Instruction:
Show all lines holding the string "óvodapedagógus".

Stored records:

******

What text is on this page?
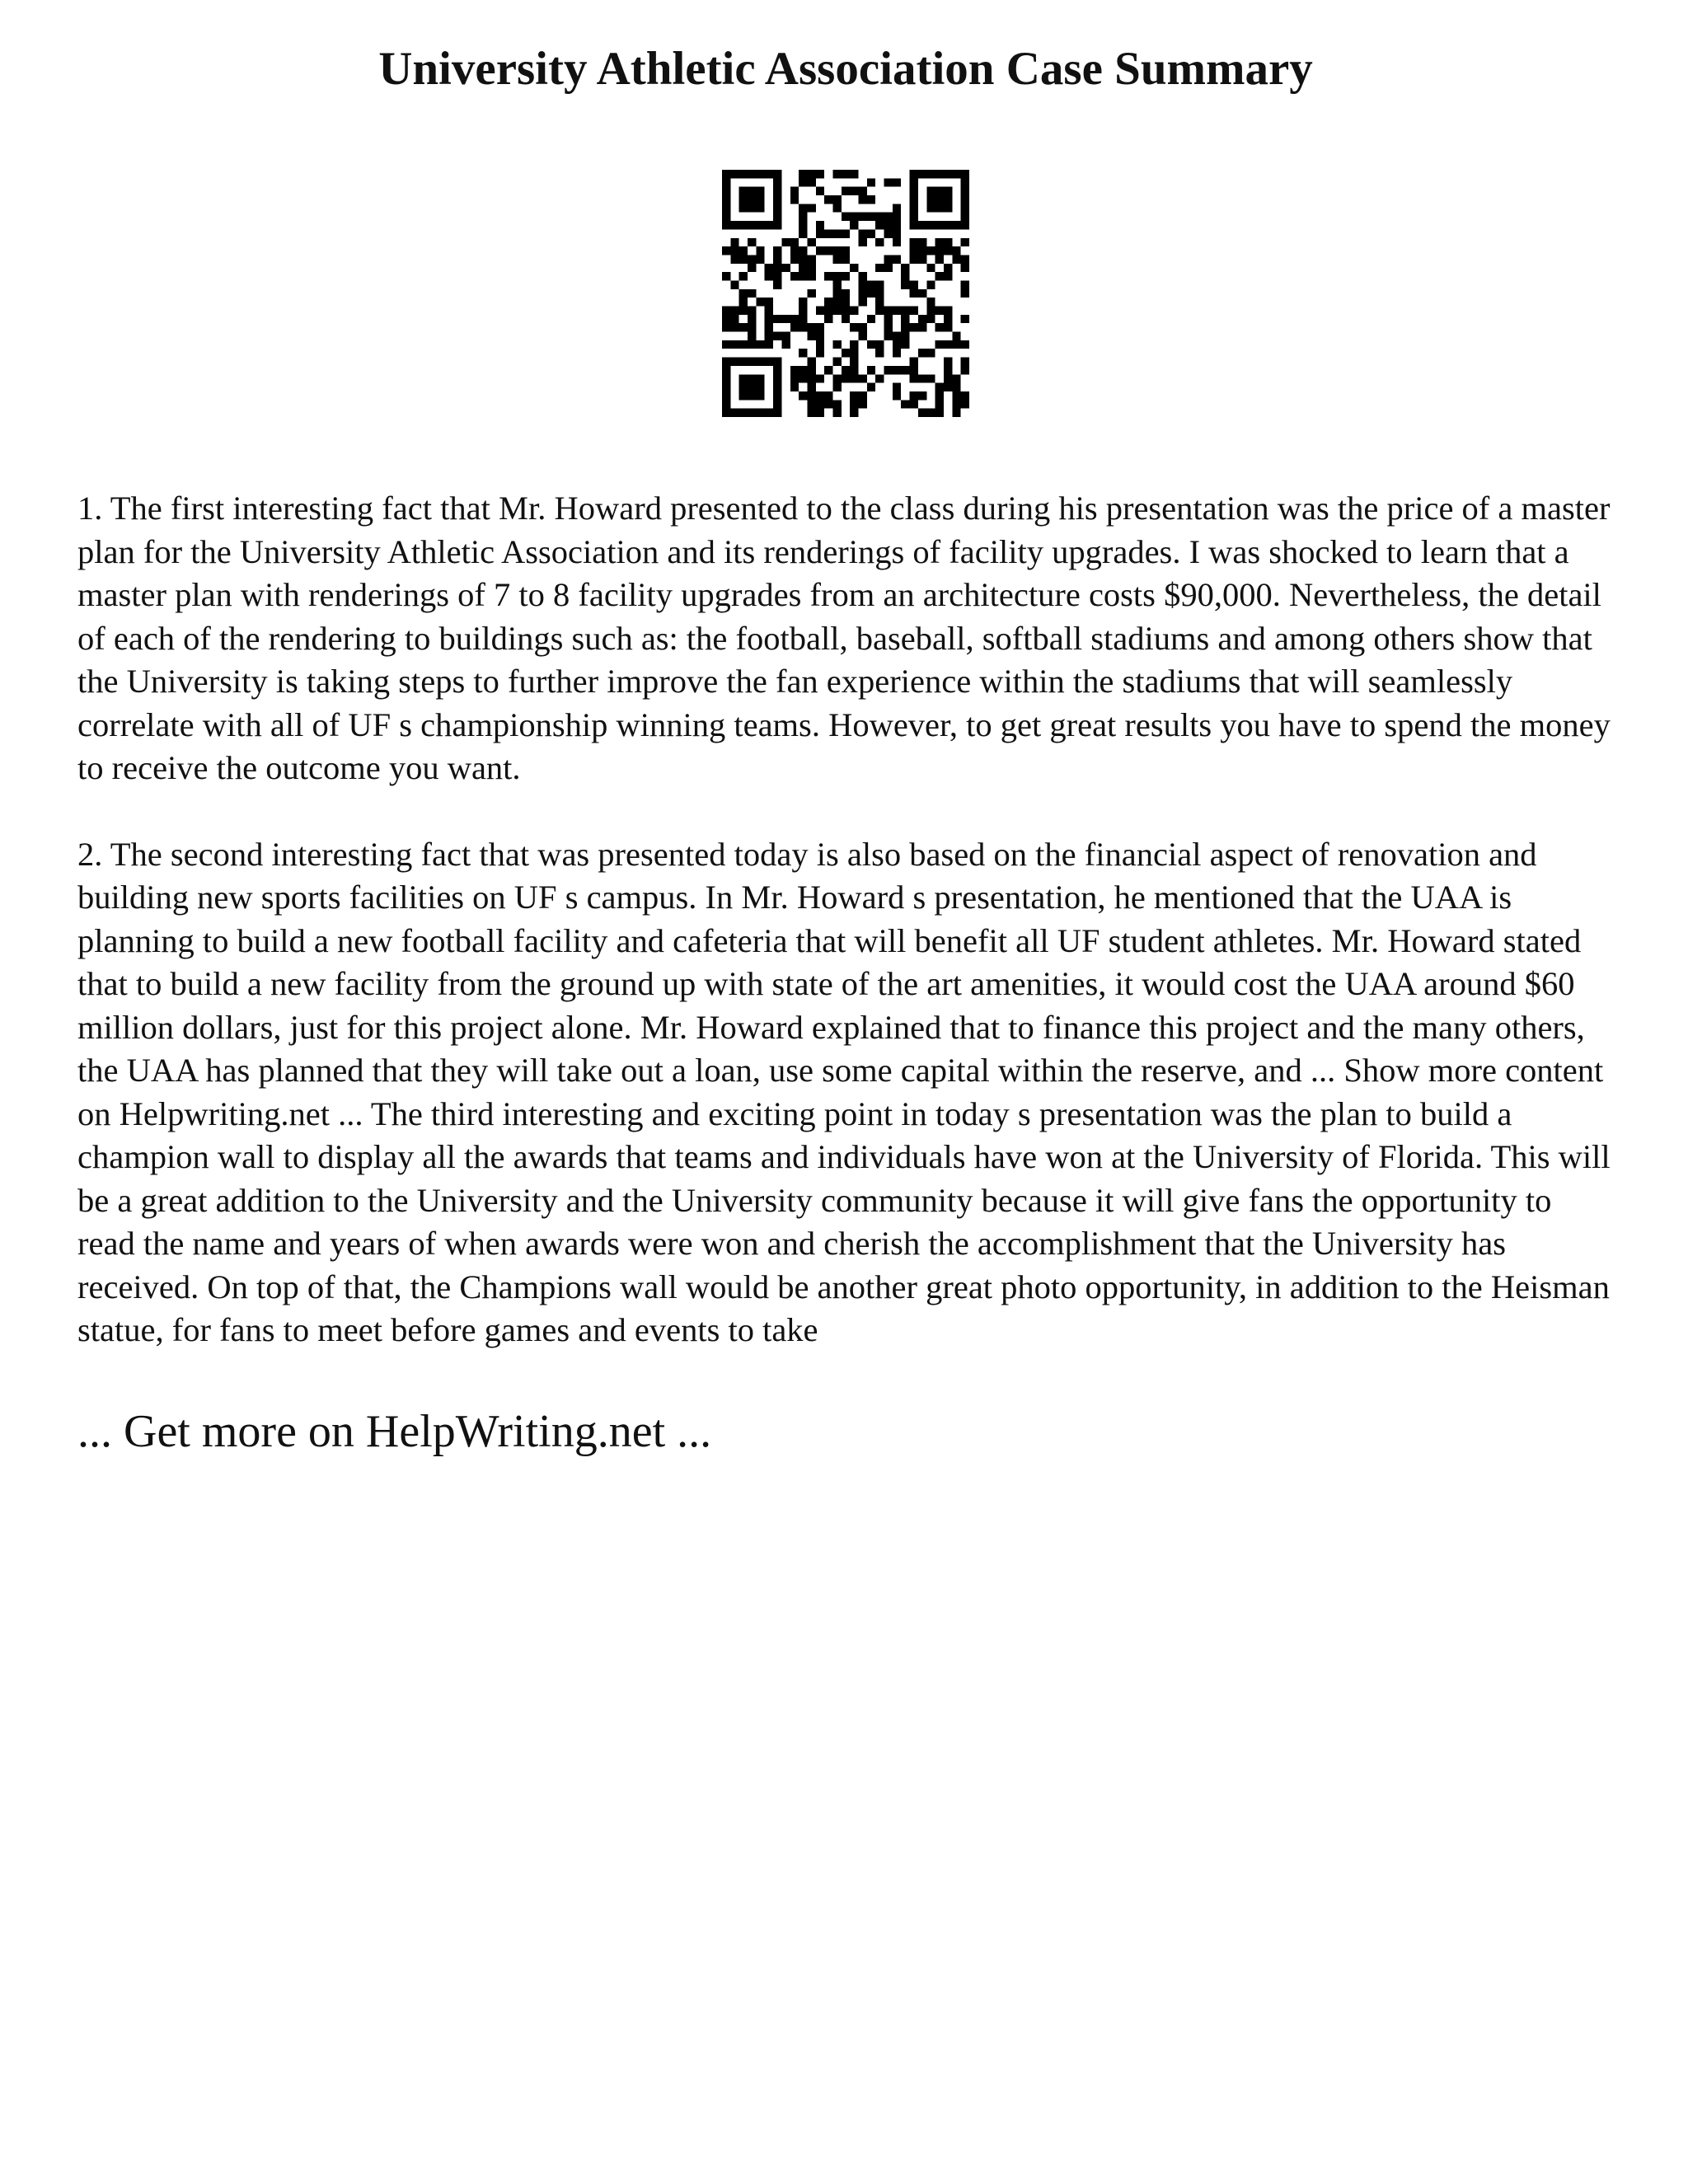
University Athletic Association Case Summary

1. The first interesting fact that Mr. Howard presented to the class during his presentation was the price of a master plan for the University Athletic Association and its renderings of facility upgrades. I was shocked to learn that a master plan with renderings of 7 to 8 facility upgrades from an architecture costs $90,000. Nevertheless, the detail of each of the rendering to buildings such as: the football, baseball, softball stadiums and among others show that the University is taking steps to further improve the fan experience within the stadiums that will seamlessly correlate with all of UF s championship winning teams. However, to get great results you have to spend the money to receive the outcome you want.

2. The second interesting fact that was presented today is also based on the financial aspect of renovation and building new sports facilities on UF s campus. In Mr. Howard s presentation, he mentioned that the UAA is planning to build a new football facility and cafeteria that will benefit all UF student athletes. Mr. Howard stated that to build a new facility from the ground up with state of the art amenities, it would cost the UAA around $60 million dollars, just for this project alone. Mr. Howard explained that to finance this project and the many others, the UAA has planned that they will take out a loan, use some capital within the reserve, and ... Show more content on Helpwriting.net ... The third interesting and exciting point in today s presentation was the plan to build a champion wall to display all the awards that teams and individuals have won at the University of Florida. This will be a great addition to the University and the University community because it will give fans the opportunity to read the name and years of when awards were won and cherish the accomplishment that the University has received. On top of that, the Champions wall would be another great photo opportunity, in addition to the Heisman statue, for fans to meet before games and events to take

... Get more on HelpWriting.net ...
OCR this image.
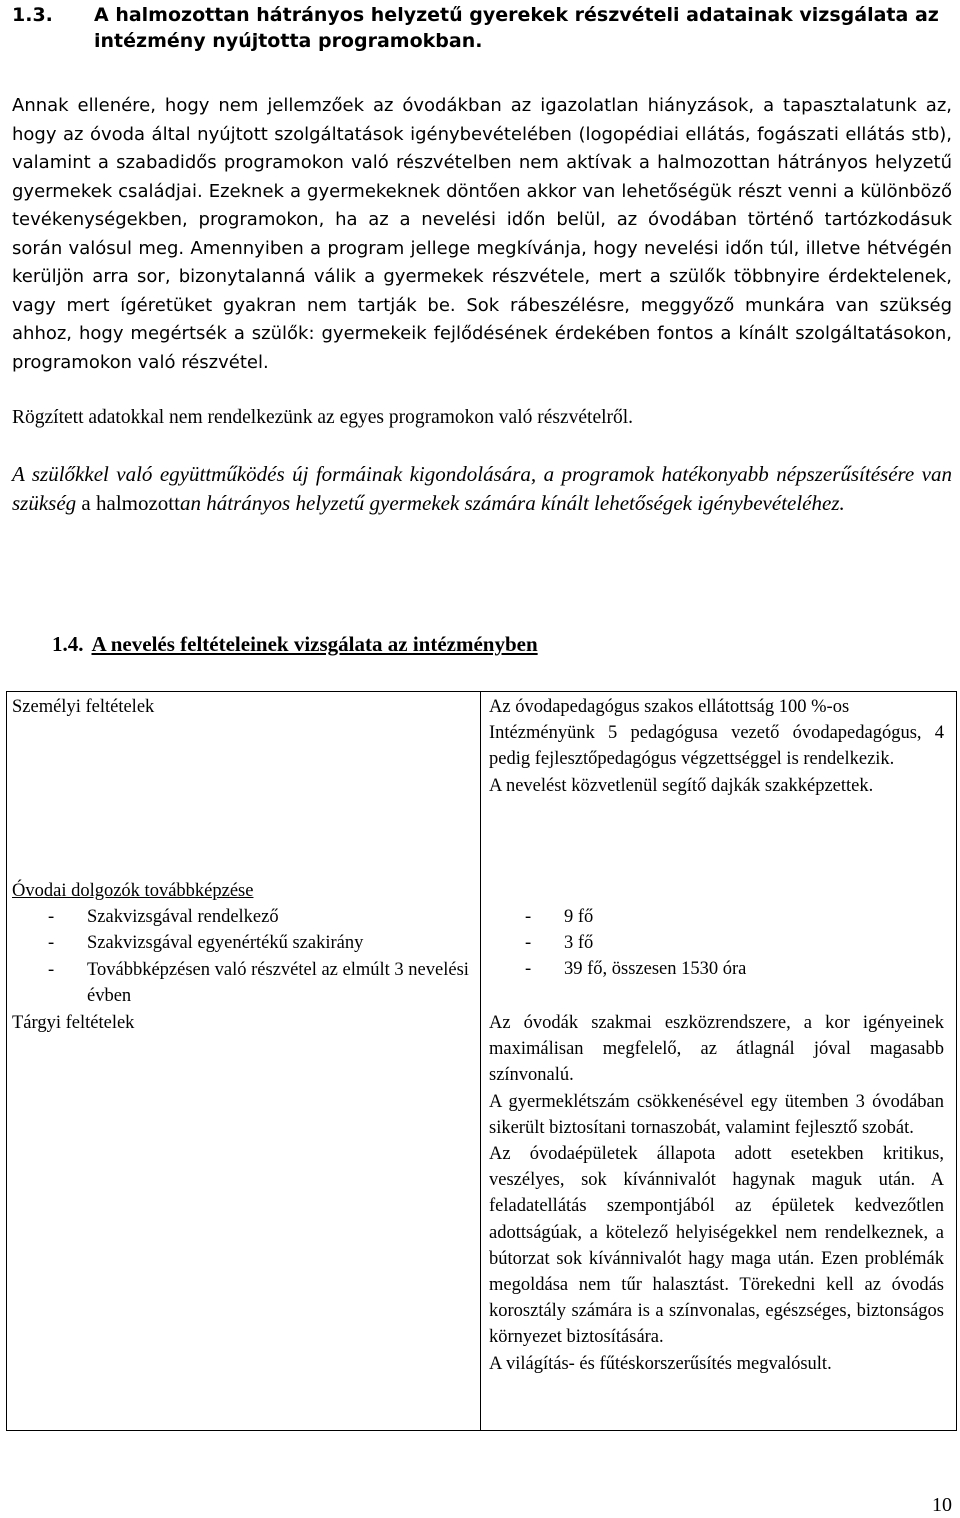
1.3. A halmozottan hátrányos helyzetű gyerekek részvételi adatainak vizsgálata az intézmény nyújtotta programokban.

Annak ellenére, hogy nem jellemzőek az óvodákban az igazolatlan hiányzások, a tapasztalatunk az, hogy az óvoda által nyújtott szolgáltatások igénybevételében (logopédiai ellátás, fogászati ellátás stb), valamint a szabadidős programokon való részvételben nem aktívak a halmozottan hátrányos helyzetű gyermekek családjai. Ezeknek a gyermekeknek döntően akkor van lehetőségük részt venni a különböző tevékenységekben, programokon, ha az a nevelési időn belül, az óvodában történő tartózkodásuk során valósul meg. Amennyiben a program jellege megkívánja, hogy nevelési időn túl, illetve hétvégén kerüljön arra sor, bizonytalanná válik a gyermekek részvétele, mert a szülők többnyire érdektelenek, vagy mert ígéretüket gyakran nem tartják be. Sok rábeszélésre, meggyőző munkára van szükség ahhoz, hogy megértsék a szülők: gyermekeik fejlődésének érdekében fontos a kínált szolgáltatásokon, programokon való részvétel.

Rögzített adatokkal nem rendelkezünk az egyes programokon való részvételről.

A szülőkkel való együttműködés új formáinak kigondolására, a programok hatékonyabb népszerűsítésére van szükség a halmozottan hátrányos helyzetű gyermekek számára kínált lehetőségek igénybevételéhez.

1.4. A nevelés feltételeinek vizsgálata az intézményben

Személyi feltételek	Az óvodapedagógus szakos ellátottság 100 %-os

Intézményünk 5 pedagógusa vezető óvodapedagógus, 4 pedig fejlesztőpedagógus végzettséggel is rendelkezik.

A nevelést közvetlenül segítő dajkák szakképzettek.

Óvodai dolgozók továbbképzése

- Szakvizsgával rendelkező
- Szakvizsgával egyenértékű szakirány
- Továbbképzésen való részvétel az elmúlt 3 nevelési évben
- 9 fő
- 3 fő
- 39 fő, összesen 1530 óra

Tárgyi feltételek	Az óvodák szakmai eszközrendszere, a kor igényeinek maximálisan megfelelő, az átlagnál jóval magasabb színvonalú.

A gyermeklétszám csökkenésével egy ütemben 3 óvodában sikerült biztosítani tornaszobát, valamint fejlesztő szobát.

Az óvodaépületek állapota adott esetekben kritikus, veszélyes, sok kívánnivalót hagynak maguk után. A feladatellátás szempontjából az épületek kedvezőtlen adottságúak, a kötelező helyiségekkel nem rendelkeznek, a bútorzat sok kívánnivalót hagy maga után. Ezen problémák megoldása nem tűr halasztást. Törekedni kell az óvodás korosztály számára is a színvonalas, egészséges, biztonságos környezet biztosítására.

A világítás- és fűtéskorszerűsítés megvalósult.

10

******

Completed exercise:
Személyi feltételek	Az óvodapedagógus szakos ellátottság 100 %-os
Intézményünk 5 pedagógusa vezető óvodapedagógus, 4 pedig fejlesztőpedagógus végzettséggel is rendelkezik.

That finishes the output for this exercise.